== SUPPLIED ENTRIES ==
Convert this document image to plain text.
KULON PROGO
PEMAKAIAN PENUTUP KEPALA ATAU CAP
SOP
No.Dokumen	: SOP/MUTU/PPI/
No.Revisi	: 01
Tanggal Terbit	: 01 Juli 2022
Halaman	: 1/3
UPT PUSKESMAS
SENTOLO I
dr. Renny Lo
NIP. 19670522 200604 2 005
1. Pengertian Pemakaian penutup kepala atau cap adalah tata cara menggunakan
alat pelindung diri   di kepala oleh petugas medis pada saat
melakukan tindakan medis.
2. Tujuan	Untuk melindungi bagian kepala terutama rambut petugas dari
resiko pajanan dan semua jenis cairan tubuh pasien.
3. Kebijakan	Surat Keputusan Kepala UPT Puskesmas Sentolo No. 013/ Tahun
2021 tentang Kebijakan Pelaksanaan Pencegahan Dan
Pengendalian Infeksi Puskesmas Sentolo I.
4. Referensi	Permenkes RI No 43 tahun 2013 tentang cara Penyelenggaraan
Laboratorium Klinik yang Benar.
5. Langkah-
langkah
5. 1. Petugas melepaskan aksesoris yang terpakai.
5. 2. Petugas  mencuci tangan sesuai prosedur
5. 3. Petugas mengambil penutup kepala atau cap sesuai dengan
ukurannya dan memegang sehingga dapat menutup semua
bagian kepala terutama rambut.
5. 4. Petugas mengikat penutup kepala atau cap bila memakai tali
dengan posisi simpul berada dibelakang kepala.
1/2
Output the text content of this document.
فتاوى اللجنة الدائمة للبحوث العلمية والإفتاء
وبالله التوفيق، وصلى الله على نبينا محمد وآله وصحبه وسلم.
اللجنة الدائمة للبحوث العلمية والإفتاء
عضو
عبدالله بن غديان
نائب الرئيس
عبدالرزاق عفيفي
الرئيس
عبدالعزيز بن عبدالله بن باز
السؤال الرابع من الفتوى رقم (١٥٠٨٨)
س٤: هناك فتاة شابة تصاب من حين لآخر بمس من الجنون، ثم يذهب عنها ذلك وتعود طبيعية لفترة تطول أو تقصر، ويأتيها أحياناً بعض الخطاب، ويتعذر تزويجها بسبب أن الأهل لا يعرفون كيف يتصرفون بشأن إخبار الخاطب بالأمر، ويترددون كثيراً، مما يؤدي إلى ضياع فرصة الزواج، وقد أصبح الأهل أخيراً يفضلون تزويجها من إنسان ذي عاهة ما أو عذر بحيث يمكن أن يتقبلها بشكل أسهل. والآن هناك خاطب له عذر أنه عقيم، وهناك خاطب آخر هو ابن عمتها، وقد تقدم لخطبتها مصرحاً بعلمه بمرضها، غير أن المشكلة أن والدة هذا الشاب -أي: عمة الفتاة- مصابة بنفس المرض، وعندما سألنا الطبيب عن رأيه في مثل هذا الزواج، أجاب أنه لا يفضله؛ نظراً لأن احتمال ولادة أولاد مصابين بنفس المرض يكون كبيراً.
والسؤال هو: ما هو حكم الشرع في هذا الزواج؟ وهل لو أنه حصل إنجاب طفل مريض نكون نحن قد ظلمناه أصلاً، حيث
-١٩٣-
===
# WHAT YOU HAVE TO DO
The lines above form a set of records; determine how many of them contain the string "semua" and give that number alone.

# ANSWER FOR THIS EXERCISE
2